*WHAT YOU WILL DO*:
Would you retype all of these records exactly?

*Extracted data entries*:
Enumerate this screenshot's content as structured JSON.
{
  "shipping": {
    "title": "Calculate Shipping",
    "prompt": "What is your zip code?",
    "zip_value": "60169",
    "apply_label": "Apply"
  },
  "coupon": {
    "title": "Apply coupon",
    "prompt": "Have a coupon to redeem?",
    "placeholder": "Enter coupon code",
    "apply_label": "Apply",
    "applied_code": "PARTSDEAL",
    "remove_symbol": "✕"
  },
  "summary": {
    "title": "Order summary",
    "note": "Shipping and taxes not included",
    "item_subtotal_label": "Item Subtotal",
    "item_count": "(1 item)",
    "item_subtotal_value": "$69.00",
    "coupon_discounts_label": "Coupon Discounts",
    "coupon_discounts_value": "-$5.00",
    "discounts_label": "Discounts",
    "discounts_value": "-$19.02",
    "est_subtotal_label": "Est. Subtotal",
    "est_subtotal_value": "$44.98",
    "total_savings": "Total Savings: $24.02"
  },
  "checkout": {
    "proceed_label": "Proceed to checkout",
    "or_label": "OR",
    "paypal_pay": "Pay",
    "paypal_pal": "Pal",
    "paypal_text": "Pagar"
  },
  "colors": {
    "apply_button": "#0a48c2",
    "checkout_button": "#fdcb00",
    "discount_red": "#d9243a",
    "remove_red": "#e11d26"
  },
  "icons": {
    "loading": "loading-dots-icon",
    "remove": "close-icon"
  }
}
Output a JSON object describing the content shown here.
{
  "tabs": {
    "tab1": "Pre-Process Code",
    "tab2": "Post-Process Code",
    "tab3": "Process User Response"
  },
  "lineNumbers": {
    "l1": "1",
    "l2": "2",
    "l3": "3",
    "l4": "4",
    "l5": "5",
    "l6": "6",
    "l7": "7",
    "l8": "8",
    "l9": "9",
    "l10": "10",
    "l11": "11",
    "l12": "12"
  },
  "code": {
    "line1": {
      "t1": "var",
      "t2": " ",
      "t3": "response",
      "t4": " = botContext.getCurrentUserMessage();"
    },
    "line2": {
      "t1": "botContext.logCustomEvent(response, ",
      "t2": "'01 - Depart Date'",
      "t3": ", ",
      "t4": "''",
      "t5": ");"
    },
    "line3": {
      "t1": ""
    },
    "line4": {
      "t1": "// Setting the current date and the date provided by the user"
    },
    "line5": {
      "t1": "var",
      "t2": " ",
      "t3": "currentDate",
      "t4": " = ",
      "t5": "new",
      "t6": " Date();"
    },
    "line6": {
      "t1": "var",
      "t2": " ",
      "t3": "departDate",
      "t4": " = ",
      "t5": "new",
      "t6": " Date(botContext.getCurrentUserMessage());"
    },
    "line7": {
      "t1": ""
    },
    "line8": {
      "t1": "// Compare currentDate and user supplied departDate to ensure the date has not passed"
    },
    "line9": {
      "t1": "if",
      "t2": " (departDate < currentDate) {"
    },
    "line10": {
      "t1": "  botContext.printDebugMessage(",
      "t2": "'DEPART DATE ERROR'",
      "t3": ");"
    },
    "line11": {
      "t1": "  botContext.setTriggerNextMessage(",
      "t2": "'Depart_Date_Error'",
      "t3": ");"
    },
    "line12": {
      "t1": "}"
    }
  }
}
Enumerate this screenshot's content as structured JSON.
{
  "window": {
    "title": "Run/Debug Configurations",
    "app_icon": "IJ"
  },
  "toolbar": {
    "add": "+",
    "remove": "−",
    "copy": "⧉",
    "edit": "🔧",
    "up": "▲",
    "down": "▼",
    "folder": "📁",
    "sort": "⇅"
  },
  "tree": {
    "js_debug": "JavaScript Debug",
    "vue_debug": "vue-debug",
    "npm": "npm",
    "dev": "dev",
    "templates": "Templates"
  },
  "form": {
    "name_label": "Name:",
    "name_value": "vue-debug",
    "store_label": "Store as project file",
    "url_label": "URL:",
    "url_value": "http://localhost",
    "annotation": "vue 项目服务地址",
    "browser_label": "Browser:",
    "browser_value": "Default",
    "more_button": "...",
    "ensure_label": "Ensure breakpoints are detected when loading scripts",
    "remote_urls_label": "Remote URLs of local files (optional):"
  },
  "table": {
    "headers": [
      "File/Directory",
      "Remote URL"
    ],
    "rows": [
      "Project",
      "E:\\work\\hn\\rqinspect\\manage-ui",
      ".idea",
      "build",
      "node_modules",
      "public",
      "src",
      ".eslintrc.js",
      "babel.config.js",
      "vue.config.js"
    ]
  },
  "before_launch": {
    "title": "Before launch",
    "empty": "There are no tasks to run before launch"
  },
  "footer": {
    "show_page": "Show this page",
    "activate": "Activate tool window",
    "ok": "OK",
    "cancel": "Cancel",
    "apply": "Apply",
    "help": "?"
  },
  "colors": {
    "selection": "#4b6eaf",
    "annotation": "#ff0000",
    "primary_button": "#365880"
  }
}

*THE ANSWER*:
Enumerate this screenshot's content as structured JSON.
{
  "shipping": {
    "title": "Calculate Shipping",
    "prompt": "What is your zip code?",
    "zip_value": "60169",
    "apply_label": "Apply"
  },
  "coupon": {
    "title": "Apply coupon",
    "prompt": "Have a coupon to redeem?",
    "placeholder": "Enter coupon code",
    "apply_label": "Apply",
    "applied_code": "PARTSDEAL",
    "remove_symbol": "✕"
  },
  "summary": {
    "title": "Order summary",
    "note": "Shipping and taxes not included",
    "item_subtotal_label": "Item Subtotal",
    "item_count": "(1 item)",
    "item_subtotal_value": "$69.00",
    "coupon_discounts_label": "Coupon Discounts",
    "coupon_discounts_value": "-$5.00",
    "discounts_label": "Discounts",
    "discounts_value": "-$19.02",
    "est_subtotal_label": "Est. Subtotal",
    "est_subtotal_value": "$44.98",
    "total_savings": "Total Savings: $24.02"
  },
  "checkout": {
    "proceed_label": "Proceed to checkout",
    "or_label": "OR",
    "paypal_pay": "Pay",
    "paypal_pal": "Pal",
    "paypal_text": "Pagar"
  },
  "colors": {
    "apply_button": "#0a48c2",
    "checkout_button": "#fdcb00",
    "discount_red": "#d9243a",
    "remove_red": "#e11d26"
  },
  "icons": {
    "loading": "loading-dots-icon",
    "remove": "close-icon"
  }
}
Output a JSON object describing the content shown here.
{
  "tabs": {
    "tab1": "Pre-Process Code",
    "tab2": "Post-Process Code",
    "tab3": "Process User Response"
  },
  "lineNumbers": {
    "l1": "1",
    "l2": "2",
    "l3": "3",
    "l4": "4",
    "l5": "5",
    "l6": "6",
    "l7": "7",
    "l8": "8",
    "l9": "9",
    "l10": "10",
    "l11": "11",
    "l12": "12"
  },
  "code": {
    "line1": {
      "t1": "var",
      "t2": " ",
      "t3": "response",
      "t4": " = botContext.getCurrentUserMessage();"
    },
    "line2": {
      "t1": "botContext.logCustomEvent(response, ",
      "t2": "'01 - Depart Date'",
      "t3": ", ",
      "t4": "''",
      "t5": ");"
    },
    "line3": {
      "t1": ""
    },
    "line4": {
      "t1": "// Setting the current date and the date provided by the user"
    },
    "line5": {
      "t1": "var",
      "t2": " ",
      "t3": "currentDate",
      "t4": " = ",
      "t5": "new",
      "t6": " Date();"
    },
    "line6": {
      "t1": "var",
      "t2": " ",
      "t3": "departDate",
      "t4": " = ",
      "t5": "new",
      "t6": " Date(botContext.getCurrentUserMessage());"
    },
    "line7": {
      "t1": ""
    },
    "line8": {
      "t1": "// Compare currentDate and user supplied departDate to ensure the date has not passed"
    },
    "line9": {
      "t1": "if",
      "t2": " (departDate < currentDate) {"
    },
    "line10": {
      "t1": "  botContext.printDebugMessage(",
      "t2": "'DEPART DATE ERROR'",
      "t3": ");"
    },
    "line11": {
      "t1": "  botContext.setTriggerNextMessage(",
      "t2": "'Depart_Date_Error'",
      "t3": ");"
    },
    "line12": {
      "t1": "}"
    }
  }
}
Enumerate this screenshot's content as structured JSON.
{
  "window": {
    "title": "Run/Debug Configurations",
    "app_icon": "IJ"
  },
  "toolbar": {
    "add": "+",
    "remove": "−",
    "copy": "⧉",
    "edit": "🔧",
    "up": "▲",
    "down": "▼",
    "folder": "📁",
    "sort": "⇅"
  },
  "tree": {
    "js_debug": "JavaScript Debug",
    "vue_debug": "vue-debug",
    "npm": "npm",
    "dev": "dev",
    "templates": "Templates"
  },
  "form": {
    "name_label": "Name:",
    "name_value": "vue-debug",
    "store_label": "Store as project file",
    "url_label": "URL:",
    "url_value": "http://localhost",
    "annotation": "vue 项目服务地址",
    "browser_label": "Browser:",
    "browser_value": "Default",
    "more_button": "...",
    "ensure_label": "Ensure breakpoints are detected when loading scripts",
    "remote_urls_label": "Remote URLs of local files (optional):"
  },
  "table": {
    "headers": [
      "File/Directory",
      "Remote URL"
    ],
    "rows": [
      "Project",
      "E:\\work\\hn\\rqinspect\\manage-ui",
      ".idea",
      "build",
      "node_modules",
      "public",
      "src",
      ".eslintrc.js",
      "babel.config.js",
      "vue.config.js"
    ]
  },
  "before_launch": {
    "title": "Before launch",
    "empty": "There are no tasks to run before launch"
  },
  "footer": {
    "show_page": "Show this page",
    "activate": "Activate tool window",
    "ok": "OK",
    "cancel": "Cancel",
    "apply": "Apply",
    "help": "?"
  },
  "colors": {
    "selection": "#4b6eaf",
    "annotation": "#ff0000",
    "primary_button": "#365880"
  }
}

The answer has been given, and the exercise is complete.